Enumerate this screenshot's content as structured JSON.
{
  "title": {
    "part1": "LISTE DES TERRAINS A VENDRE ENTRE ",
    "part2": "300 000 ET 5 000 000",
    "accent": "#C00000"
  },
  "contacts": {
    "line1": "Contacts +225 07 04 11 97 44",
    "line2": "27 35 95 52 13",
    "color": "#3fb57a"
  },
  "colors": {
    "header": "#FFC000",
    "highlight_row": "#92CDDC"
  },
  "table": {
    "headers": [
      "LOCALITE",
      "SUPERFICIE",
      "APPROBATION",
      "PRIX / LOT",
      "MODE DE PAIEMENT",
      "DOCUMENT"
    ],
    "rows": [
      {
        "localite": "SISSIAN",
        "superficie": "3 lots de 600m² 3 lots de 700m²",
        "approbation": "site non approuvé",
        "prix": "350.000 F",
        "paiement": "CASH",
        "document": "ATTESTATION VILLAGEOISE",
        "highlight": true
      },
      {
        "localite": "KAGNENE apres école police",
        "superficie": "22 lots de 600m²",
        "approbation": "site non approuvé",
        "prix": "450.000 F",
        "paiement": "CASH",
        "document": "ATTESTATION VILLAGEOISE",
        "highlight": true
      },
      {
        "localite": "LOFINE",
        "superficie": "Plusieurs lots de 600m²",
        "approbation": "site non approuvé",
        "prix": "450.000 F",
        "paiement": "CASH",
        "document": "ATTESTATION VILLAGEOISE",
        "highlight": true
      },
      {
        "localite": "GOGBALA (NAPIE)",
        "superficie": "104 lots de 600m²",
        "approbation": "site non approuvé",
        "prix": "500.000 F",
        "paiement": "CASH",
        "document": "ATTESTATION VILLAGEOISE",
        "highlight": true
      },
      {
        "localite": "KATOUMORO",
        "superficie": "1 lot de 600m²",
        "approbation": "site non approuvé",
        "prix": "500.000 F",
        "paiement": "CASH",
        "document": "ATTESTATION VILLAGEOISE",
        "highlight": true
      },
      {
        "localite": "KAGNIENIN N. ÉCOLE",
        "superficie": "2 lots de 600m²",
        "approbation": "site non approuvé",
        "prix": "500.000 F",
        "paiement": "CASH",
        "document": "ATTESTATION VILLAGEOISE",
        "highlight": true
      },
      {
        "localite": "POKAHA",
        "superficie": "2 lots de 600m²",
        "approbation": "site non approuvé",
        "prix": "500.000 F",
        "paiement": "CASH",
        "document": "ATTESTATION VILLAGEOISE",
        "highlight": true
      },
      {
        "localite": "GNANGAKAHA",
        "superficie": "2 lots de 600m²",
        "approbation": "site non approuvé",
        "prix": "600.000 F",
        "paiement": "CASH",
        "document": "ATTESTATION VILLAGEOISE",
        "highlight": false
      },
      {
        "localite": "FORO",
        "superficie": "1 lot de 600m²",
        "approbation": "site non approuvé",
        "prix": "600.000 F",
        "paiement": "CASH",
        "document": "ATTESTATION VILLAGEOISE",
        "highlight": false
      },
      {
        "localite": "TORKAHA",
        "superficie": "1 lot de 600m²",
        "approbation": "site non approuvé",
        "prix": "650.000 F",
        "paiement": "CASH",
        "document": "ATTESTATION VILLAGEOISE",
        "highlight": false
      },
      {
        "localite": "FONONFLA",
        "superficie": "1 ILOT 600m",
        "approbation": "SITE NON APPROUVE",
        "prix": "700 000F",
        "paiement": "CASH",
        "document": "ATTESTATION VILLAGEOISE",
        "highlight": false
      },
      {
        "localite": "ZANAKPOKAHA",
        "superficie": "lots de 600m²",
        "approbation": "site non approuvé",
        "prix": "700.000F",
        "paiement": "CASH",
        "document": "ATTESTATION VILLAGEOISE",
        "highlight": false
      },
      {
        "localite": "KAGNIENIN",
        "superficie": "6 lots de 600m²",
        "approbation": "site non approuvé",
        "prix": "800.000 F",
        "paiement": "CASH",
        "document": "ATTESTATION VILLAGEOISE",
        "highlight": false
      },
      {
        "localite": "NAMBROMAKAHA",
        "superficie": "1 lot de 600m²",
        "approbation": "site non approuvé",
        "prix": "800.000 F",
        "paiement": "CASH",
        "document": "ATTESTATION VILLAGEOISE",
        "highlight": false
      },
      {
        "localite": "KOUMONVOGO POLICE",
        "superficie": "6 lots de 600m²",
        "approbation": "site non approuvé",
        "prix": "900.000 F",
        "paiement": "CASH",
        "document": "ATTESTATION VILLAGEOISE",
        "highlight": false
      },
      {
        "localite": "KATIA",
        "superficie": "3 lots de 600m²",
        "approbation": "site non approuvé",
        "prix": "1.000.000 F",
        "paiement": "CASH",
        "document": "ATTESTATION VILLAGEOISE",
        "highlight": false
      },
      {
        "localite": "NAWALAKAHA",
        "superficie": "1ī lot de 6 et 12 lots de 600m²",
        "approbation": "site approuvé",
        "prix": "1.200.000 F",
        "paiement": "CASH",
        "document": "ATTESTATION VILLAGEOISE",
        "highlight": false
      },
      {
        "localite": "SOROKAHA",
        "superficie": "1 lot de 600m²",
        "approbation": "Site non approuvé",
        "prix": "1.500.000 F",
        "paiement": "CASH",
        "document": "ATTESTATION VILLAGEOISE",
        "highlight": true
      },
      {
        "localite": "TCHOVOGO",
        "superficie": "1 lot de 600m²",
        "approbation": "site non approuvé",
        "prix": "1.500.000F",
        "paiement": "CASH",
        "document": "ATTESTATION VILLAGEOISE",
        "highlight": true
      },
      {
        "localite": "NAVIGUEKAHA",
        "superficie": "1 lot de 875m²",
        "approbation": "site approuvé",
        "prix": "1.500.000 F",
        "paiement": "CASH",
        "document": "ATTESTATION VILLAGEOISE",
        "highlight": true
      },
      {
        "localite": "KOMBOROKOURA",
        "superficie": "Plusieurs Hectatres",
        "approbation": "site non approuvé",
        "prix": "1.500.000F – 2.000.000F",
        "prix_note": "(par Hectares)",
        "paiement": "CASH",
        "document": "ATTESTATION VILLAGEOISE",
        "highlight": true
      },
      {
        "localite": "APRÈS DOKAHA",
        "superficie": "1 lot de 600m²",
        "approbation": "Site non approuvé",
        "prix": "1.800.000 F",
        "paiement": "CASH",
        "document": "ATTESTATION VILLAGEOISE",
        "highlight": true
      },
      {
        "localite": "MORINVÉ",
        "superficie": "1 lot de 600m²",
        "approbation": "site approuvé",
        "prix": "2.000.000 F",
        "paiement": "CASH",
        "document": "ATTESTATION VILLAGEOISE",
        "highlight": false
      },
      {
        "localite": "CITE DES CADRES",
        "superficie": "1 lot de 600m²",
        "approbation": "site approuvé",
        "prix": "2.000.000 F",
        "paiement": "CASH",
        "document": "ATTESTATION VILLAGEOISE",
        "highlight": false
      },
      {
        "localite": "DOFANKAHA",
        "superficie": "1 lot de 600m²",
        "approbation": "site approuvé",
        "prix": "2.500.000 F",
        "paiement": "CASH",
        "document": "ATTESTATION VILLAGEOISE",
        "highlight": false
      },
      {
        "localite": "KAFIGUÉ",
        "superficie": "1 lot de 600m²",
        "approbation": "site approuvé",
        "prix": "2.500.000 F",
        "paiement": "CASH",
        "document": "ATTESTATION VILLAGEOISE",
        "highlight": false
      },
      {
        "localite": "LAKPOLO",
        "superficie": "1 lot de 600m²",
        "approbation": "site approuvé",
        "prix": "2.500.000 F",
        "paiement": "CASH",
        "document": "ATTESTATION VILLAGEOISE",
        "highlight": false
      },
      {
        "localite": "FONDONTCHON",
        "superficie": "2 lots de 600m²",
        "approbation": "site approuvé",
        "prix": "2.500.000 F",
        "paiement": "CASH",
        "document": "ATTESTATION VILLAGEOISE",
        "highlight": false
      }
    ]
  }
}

==================================================

§ **DIRECTIONS FOR THIS TASK**: Every entry must be quoted exactly as it appears above.

§ **ANSWER BELOW**:
Enumerate this screenshot's content as structured JSON.
{
  "title": {
    "part1": "LISTE DES TERRAINS A VENDRE ENTRE ",
    "part2": "300 000 ET 5 000 000",
    "accent": "#C00000"
  },
  "contacts": {
    "line1": "Contacts +225 07 04 11 97 44",
    "line2": "27 35 95 52 13",
    "color": "#3fb57a"
  },
  "colors": {
    "header": "#FFC000",
    "highlight_row": "#92CDDC"
  },
  "table": {
    "headers": [
      "LOCALITE",
      "SUPERFICIE",
      "APPROBATION",
      "PRIX / LOT",
      "MODE DE PAIEMENT",
      "DOCUMENT"
    ],
    "rows": [
      {
        "localite": "SISSIAN",
        "superficie": "3 lots de 600m² 3 lots de 700m²",
        "approbation": "site non approuvé",
        "prix": "350.000 F",
        "paiement": "CASH",
        "document": "ATTESTATION VILLAGEOISE",
        "highlight": true
      },
      {
        "localite": "KAGNENE apres école police",
        "superficie": "22 lots de 600m²",
        "approbation": "site non approuvé",
        "prix": "450.000 F",
        "paiement": "CASH",
        "document": "ATTESTATION VILLAGEOISE",
        "highlight": true
      },
      {
        "localite": "LOFINE",
        "superficie": "Plusieurs lots de 600m²",
        "approbation": "site non approuvé",
        "prix": "450.000 F",
        "paiement": "CASH",
        "document": "ATTESTATION VILLAGEOISE",
        "highlight": true
      },
      {
        "localite": "GOGBALA (NAPIE)",
        "superficie": "104 lots de 600m²",
        "approbation": "site non approuvé",
        "prix": "500.000 F",
        "paiement": "CASH",
        "document": "ATTESTATION VILLAGEOISE",
        "highlight": true
      },
      {
        "localite": "KATOUMORO",
        "superficie": "1 lot de 600m²",
        "approbation": "site non approuvé",
        "prix": "500.000 F",
        "paiement": "CASH",
        "document": "ATTESTATION VILLAGEOISE",
        "highlight": true
      },
      {
        "localite": "KAGNIENIN N. ÉCOLE",
        "superficie": "2 lots de 600m²",
        "approbation": "site non approuvé",
        "prix": "500.000 F",
        "paiement": "CASH",
        "document": "ATTESTATION VILLAGEOISE",
        "highlight": true
      },
      {
        "localite": "POKAHA",
        "superficie": "2 lots de 600m²",
        "approbation": "site non approuvé",
        "prix": "500.000 F",
        "paiement": "CASH",
        "document": "ATTESTATION VILLAGEOISE",
        "highlight": true
      },
      {
        "localite": "GNANGAKAHA",
        "superficie": "2 lots de 600m²",
        "approbation": "site non approuvé",
        "prix": "600.000 F",
        "paiement": "CASH",
        "document": "ATTESTATION VILLAGEOISE",
        "highlight": false
      },
      {
        "localite": "FORO",
        "superficie": "1 lot de 600m²",
        "approbation": "site non approuvé",
        "prix": "600.000 F",
        "paiement": "CASH",
        "document": "ATTESTATION VILLAGEOISE",
        "highlight": false
      },
      {
        "localite": "TORKAHA",
        "superficie": "1 lot de 600m²",
        "approbation": "site non approuvé",
        "prix": "650.000 F",
        "paiement": "CASH",
        "document": "ATTESTATION VILLAGEOISE",
        "highlight": false
      },
      {
        "localite": "FONONFLA",
        "superficie": "1 ILOT 600m",
        "approbation": "SITE NON APPROUVE",
        "prix": "700 000F",
        "paiement": "CASH",
        "document": "ATTESTATION VILLAGEOISE",
        "highlight": false
      },
      {
        "localite": "ZANAKPOKAHA",
        "superficie": "lots de 600m²",
        "approbation": "site non approuvé",
        "prix": "700.000F",
        "paiement": "CASH",
        "document": "ATTESTATION VILLAGEOISE",
        "highlight": false
      },
      {
        "localite": "KAGNIENIN",
        "superficie": "6 lots de 600m²",
        "approbation": "site non approuvé",
        "prix": "800.000 F",
        "paiement": "CASH",
        "document": "ATTESTATION VILLAGEOISE",
        "highlight": false
      },
      {
        "localite": "NAMBROMAKAHA",
        "superficie": "1 lot de 600m²",
        "approbation": "site non approuvé",
        "prix": "800.000 F",
        "paiement": "CASH",
        "document": "ATTESTATION VILLAGEOISE",
        "highlight": false
      },
      {
        "localite": "KOUMONVOGO POLICE",
        "superficie": "6 lots de 600m²",
        "approbation": "site non approuvé",
        "prix": "900.000 F",
        "paiement": "CASH",
        "document": "ATTESTATION VILLAGEOISE",
        "highlight": false
      },
      {
        "localite": "KATIA",
        "superficie": "3 lots de 600m²",
        "approbation": "site non approuvé",
        "prix": "1.000.000 F",
        "paiement": "CASH",
        "document": "ATTESTATION VILLAGEOISE",
        "highlight": false
      },
      {
        "localite": "NAWALAKAHA",
        "superficie": "1ī lot de 6 et 12 lots de 600m²",
        "approbation": "site approuvé",
        "prix": "1.200.000 F",
        "paiement": "CASH",
        "document": "ATTESTATION VILLAGEOISE",
        "highlight": false
      },
      {
        "localite": "SOROKAHA",
        "superficie": "1 lot de 600m²",
        "approbation": "Site non approuvé",
        "prix": "1.500.000 F",
        "paiement": "CASH",
        "document": "ATTESTATION VILLAGEOISE",
        "highlight": true
      },
      {
        "localite": "TCHOVOGO",
        "superficie": "1 lot de 600m²",
        "approbation": "site non approuvé",
        "prix": "1.500.000F",
        "paiement": "CASH",
        "document": "ATTESTATION VILLAGEOISE",
        "highlight": true
      },
      {
        "localite": "NAVIGUEKAHA",
        "superficie": "1 lot de 875m²",
        "approbation": "site approuvé",
        "prix": "1.500.000 F",
        "paiement": "CASH",
        "document": "ATTESTATION VILLAGEOISE",
        "highlight": true
      },
      {
        "localite": "KOMBOROKOURA",
        "superficie": "Plusieurs Hectatres",
        "approbation": "site non approuvé",
        "prix": "1.500.000F – 2.000.000F",
        "prix_note": "(par Hectares)",
        "paiement": "CASH",
        "document": "ATTESTATION VILLAGEOISE",
        "highlight": true
      },
      {
        "localite": "APRÈS DOKAHA",
        "superficie": "1 lot de 600m²",
        "approbation": "Site non approuvé",
        "prix": "1.800.000 F",
        "paiement": "CASH",
        "document": "ATTESTATION VILLAGEOISE",
        "highlight": true
      },
      {
        "localite": "MORINVÉ",
        "superficie": "1 lot de 600m²",
        "approbation": "site approuvé",
        "prix": "2.000.000 F",
        "paiement": "CASH",
        "document": "ATTESTATION VILLAGEOISE",
        "highlight": false
      },
      {
        "localite": "CITE DES CADRES",
        "superficie": "1 lot de 600m²",
        "approbation": "site approuvé",
        "prix": "2.000.000 F",
        "paiement": "CASH",
        "document": "ATTESTATION VILLAGEOISE",
        "highlight": false
      },
      {
        "localite": "DOFANKAHA",
        "superficie": "1 lot de 600m²",
        "approbation": "site approuvé",
        "prix": "2.500.000 F",
        "paiement": "CASH",
        "document": "ATTESTATION VILLAGEOISE",
        "highlight": false
      },
      {
        "localite": "KAFIGUÉ",
        "superficie": "1 lot de 600m²",
        "approbation": "site approuvé",
        "prix": "2.500.000 F",
        "paiement": "CASH",
        "document": "ATTESTATION VILLAGEOISE",
        "highlight": false
      },
      {
        "localite": "LAKPOLO",
        "superficie": "1 lot de 600m²",
        "approbation": "site approuvé",
        "prix": "2.500.000 F",
        "paiement": "CASH",
        "document": "ATTESTATION VILLAGEOISE",
        "highlight": false
      },
      {
        "localite": "FONDONTCHON",
        "superficie": "2 lots de 600m²",
        "approbation": "site approuvé",
        "prix": "2.500.000 F",
        "paiement": "CASH",
        "document": "ATTESTATION VILLAGEOISE",
        "highlight": false
      }
    ]
  }
}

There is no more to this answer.